What the exercise asks.
Report, word for word, every line of the material that contains "this".
[begin Recorded data]
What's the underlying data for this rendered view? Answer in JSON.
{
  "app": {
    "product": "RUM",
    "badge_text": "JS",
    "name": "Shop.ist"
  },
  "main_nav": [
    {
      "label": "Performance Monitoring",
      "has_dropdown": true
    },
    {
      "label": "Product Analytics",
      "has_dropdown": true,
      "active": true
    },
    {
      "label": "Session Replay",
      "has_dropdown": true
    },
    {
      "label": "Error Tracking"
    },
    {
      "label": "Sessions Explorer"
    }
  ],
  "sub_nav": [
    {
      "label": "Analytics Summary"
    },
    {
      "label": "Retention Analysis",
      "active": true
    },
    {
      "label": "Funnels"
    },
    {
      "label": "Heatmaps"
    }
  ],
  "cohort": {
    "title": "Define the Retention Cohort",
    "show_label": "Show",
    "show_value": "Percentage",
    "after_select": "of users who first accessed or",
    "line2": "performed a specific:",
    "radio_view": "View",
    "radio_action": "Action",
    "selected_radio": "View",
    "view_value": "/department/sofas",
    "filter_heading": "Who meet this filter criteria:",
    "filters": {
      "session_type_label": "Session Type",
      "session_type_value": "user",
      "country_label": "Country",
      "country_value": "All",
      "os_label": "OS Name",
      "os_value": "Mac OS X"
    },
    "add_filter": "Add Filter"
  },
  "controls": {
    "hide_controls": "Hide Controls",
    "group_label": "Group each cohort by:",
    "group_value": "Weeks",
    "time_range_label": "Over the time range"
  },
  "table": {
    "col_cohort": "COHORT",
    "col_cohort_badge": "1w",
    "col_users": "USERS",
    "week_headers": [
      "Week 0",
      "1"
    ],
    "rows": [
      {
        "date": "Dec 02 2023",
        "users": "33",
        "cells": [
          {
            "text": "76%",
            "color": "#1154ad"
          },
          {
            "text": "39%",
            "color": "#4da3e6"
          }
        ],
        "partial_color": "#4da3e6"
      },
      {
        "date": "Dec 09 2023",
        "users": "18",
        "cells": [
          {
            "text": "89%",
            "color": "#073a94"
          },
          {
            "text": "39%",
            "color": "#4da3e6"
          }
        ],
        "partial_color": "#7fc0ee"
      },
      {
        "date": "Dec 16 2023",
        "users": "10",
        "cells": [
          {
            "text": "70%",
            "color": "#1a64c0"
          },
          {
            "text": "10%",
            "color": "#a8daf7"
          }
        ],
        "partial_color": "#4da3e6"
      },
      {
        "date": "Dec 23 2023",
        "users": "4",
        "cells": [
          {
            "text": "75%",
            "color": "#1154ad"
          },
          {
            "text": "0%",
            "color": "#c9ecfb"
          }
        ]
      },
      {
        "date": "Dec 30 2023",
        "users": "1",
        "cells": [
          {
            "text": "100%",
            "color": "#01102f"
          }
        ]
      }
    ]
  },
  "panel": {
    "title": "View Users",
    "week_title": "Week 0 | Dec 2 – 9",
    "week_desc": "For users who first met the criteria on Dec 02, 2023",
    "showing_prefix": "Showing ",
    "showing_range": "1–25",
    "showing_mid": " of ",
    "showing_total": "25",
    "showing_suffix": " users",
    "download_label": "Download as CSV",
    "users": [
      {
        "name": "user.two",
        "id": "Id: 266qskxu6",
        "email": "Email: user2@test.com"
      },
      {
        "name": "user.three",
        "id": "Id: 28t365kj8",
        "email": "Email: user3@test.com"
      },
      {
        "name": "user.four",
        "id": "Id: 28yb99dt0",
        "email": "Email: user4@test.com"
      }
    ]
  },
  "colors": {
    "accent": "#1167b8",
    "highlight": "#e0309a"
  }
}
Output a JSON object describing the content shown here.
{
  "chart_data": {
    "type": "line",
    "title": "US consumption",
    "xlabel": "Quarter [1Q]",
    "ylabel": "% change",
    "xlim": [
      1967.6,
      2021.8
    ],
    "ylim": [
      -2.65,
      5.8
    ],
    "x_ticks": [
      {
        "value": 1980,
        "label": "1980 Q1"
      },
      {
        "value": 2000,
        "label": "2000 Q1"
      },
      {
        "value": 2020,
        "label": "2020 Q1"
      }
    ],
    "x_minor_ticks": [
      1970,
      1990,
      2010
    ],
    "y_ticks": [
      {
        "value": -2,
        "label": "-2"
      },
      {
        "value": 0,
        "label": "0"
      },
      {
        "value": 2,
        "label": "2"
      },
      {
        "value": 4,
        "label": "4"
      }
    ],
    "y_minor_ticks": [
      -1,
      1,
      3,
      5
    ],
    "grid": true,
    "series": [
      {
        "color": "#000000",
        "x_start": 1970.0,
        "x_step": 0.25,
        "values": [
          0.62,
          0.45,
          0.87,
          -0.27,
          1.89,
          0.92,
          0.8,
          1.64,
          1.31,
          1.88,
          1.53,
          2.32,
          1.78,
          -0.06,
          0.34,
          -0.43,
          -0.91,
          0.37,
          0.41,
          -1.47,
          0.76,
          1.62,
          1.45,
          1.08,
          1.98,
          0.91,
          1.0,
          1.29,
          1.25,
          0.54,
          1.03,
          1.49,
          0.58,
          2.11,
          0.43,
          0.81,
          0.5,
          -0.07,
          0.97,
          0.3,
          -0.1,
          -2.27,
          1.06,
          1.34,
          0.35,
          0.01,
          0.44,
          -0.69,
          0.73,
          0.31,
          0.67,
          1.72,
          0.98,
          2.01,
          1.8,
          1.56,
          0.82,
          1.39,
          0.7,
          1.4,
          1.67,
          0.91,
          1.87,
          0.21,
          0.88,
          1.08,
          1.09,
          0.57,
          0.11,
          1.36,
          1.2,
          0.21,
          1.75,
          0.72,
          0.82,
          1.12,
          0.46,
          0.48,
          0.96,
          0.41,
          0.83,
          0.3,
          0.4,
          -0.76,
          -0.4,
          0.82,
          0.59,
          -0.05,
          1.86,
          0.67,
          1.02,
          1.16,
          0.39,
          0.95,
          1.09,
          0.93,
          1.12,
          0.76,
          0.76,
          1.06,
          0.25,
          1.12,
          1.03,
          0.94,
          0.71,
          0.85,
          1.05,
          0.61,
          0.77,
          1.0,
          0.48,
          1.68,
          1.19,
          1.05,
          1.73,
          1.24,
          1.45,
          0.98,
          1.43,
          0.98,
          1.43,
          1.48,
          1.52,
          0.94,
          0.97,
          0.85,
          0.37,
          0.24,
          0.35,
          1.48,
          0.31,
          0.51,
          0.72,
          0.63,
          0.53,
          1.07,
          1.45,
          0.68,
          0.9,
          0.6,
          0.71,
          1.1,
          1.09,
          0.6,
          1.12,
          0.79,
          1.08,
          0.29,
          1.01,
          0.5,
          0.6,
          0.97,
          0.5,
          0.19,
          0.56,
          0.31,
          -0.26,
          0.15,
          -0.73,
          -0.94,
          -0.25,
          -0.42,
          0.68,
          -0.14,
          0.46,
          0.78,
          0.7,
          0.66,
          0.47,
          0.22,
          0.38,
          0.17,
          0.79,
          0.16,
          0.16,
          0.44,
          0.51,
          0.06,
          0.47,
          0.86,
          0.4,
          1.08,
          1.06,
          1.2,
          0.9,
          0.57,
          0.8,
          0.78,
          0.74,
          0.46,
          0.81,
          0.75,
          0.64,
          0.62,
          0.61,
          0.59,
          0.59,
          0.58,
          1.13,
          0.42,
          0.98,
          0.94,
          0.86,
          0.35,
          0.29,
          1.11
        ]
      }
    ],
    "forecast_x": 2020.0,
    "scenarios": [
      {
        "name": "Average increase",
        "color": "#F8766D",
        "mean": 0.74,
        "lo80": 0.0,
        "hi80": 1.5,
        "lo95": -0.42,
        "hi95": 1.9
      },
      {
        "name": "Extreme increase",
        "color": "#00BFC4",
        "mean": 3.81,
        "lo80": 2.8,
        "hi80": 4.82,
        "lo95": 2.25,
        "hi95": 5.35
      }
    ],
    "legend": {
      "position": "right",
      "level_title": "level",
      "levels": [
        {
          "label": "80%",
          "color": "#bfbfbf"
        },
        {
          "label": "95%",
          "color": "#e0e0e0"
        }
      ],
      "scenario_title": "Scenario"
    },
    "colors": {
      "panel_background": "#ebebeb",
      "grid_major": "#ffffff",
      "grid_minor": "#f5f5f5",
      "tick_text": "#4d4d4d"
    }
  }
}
[end Recorded data]
Exercise answer.
What's the underlying data for this rendered view? Answer in JSON.
    "filter_heading": "Who meet this filter criteria:",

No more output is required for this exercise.